Material provided ::

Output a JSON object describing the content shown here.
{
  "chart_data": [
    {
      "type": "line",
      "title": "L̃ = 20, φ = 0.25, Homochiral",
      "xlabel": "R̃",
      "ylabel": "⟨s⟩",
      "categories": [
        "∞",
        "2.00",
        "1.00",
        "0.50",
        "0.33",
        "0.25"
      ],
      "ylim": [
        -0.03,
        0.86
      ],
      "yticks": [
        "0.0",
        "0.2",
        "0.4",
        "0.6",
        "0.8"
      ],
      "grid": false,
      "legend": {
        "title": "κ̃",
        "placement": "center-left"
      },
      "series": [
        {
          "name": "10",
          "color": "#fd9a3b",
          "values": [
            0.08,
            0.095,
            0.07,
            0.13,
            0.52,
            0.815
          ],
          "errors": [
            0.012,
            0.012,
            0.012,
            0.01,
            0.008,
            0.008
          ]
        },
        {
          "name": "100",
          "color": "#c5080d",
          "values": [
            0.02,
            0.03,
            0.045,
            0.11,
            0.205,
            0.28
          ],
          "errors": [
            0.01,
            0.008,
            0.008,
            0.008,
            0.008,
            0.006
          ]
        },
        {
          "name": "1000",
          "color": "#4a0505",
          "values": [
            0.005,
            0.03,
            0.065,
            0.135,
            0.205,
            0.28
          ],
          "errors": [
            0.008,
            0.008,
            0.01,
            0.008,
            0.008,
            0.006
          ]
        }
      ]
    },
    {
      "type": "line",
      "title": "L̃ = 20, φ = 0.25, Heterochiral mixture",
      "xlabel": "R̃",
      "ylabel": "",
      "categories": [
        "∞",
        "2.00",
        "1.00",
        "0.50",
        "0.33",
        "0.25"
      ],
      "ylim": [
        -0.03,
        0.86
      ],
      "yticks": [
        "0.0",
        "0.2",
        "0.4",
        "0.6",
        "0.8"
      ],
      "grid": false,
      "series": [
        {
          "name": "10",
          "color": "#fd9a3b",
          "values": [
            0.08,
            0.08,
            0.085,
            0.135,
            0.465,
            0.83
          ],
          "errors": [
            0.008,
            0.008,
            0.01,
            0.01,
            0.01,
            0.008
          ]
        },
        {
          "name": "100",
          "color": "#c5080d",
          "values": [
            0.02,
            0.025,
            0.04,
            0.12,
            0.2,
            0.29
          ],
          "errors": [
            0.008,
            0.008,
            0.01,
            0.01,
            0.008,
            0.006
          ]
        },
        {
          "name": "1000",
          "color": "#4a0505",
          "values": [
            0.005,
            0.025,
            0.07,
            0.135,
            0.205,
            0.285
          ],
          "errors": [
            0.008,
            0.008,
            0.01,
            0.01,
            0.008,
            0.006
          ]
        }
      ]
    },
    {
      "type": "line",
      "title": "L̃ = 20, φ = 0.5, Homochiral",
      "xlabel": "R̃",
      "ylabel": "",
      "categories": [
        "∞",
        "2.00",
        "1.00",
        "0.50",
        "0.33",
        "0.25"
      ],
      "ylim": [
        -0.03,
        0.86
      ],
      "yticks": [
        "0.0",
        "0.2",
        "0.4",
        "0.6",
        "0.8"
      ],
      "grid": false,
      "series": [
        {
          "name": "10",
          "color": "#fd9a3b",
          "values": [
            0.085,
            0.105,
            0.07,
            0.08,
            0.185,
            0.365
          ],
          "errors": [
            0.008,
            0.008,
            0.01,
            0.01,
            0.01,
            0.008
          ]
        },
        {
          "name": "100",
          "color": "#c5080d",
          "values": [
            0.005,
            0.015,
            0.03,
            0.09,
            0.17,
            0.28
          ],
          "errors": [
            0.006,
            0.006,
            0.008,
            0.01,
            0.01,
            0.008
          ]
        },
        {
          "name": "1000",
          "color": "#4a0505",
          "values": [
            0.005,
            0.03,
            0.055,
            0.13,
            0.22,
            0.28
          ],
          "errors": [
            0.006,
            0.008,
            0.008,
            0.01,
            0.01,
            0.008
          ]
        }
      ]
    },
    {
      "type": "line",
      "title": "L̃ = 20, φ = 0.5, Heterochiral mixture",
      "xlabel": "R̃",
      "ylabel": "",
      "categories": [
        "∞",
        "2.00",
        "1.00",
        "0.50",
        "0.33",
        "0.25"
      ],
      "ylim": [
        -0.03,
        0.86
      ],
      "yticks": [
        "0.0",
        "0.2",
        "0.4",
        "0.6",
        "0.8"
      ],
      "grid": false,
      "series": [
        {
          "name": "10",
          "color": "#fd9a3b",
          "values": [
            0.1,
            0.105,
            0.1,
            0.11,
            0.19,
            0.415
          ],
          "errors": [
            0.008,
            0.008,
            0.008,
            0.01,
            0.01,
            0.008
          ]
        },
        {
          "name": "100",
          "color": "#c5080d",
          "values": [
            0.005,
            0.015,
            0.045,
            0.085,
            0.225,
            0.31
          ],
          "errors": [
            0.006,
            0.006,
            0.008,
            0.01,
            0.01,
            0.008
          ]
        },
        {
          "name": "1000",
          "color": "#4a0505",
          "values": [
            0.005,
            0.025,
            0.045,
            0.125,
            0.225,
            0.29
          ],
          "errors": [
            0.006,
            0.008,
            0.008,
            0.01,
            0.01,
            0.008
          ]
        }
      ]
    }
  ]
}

Job :: Look through the records and gather each line with the word "mixture".

Task result ::
      "title": "L̃ = 20, φ = 0.25, Heterochiral mixture",
      "title": "L̃ = 20, φ = 0.5, Heterochiral mixture",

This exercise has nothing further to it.